# [TASK REQUIREMENTS]
Print each line exactly as it is given.
════════
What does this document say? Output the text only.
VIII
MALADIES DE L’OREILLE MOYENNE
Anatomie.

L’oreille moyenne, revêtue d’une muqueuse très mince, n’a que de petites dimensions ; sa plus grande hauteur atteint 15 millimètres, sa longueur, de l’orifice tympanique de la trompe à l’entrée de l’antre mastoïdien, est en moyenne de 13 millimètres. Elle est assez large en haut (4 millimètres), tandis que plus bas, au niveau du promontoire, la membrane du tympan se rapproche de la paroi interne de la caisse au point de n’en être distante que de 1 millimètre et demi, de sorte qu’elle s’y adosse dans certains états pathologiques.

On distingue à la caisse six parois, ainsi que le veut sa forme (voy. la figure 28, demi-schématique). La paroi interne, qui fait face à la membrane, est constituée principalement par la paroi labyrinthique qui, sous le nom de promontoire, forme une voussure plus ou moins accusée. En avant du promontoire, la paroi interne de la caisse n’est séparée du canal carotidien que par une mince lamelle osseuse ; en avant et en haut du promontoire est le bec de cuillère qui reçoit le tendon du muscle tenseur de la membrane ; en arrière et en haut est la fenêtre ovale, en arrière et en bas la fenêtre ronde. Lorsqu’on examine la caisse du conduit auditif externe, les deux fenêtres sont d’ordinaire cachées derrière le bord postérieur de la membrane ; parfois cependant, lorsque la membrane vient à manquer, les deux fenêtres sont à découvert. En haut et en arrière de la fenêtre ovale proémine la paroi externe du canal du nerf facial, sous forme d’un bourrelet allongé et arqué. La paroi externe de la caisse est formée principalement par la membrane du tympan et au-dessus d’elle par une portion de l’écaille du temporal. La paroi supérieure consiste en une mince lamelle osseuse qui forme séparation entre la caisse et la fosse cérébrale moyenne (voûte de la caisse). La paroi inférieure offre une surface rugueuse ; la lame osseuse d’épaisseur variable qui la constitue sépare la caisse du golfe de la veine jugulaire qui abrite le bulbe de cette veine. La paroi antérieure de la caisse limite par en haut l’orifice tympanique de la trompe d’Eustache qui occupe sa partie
════════
# [OUTPUT BELOW]
What does this document say? Output the text only.
VIII
MALADIES DE L’OREILLE MOYENNE
Anatomie.

L’oreille moyenne, revêtue d’une muqueuse très mince, n’a que de petites dimensions ; sa plus grande hauteur atteint 15 millimètres, sa longueur, de l’orifice tympanique de la trompe à l’entrée de l’antre mastoïdien, est en moyenne de 13 millimètres. Elle est assez large en haut (4 millimètres), tandis que plus bas, au niveau du promontoire, la membrane du tympan se rapproche de la paroi interne de la caisse au point de n’en être distante que de 1 millimètre et demi, de sorte qu’elle s’y adosse dans certains états pathologiques.

On distingue à la caisse six parois, ainsi que le veut sa forme (voy. la figure 28, demi-schématique). La paroi interne, qui fait face à la membrane, est constituée principalement par la paroi labyrinthique qui, sous le nom de promontoire, forme une voussure plus ou moins accusée. En avant du promontoire, la paroi interne de la caisse n’est séparée du canal carotidien que par une mince lamelle osseuse ; en avant et en haut du promontoire est le bec de cuillère qui reçoit le tendon du muscle tenseur de la membrane ; en arrière et en haut est la fenêtre ovale, en arrière et en bas la fenêtre ronde. Lorsqu’on examine la caisse du conduit auditif externe, les deux fenêtres sont d’ordinaire cachées derrière le bord postérieur de la membrane ; parfois cependant, lorsque la membrane vient à manquer, les deux fenêtres sont à découvert. En haut et en arrière de la fenêtre ovale proémine la paroi externe du canal du nerf facial, sous forme d’un bourrelet allongé et arqué. La paroi externe de la caisse est formée principalement par la membrane du tympan et au-dessus d’elle par une portion de l’écaille du temporal. La paroi supérieure consiste en une mince lamelle osseuse qui forme séparation entre la caisse et la fosse cérébrale moyenne (voûte de la caisse). La paroi inférieure offre une surface rugueuse ; la lame osseuse d’épaisseur variable qui la constitue sépare la caisse du golfe de la veine jugulaire qui abrite le bulbe de cette veine. La paroi antérieure de la caisse limite par en haut l’orifice tympanique de la trompe d’Eustache qui occupe sa partie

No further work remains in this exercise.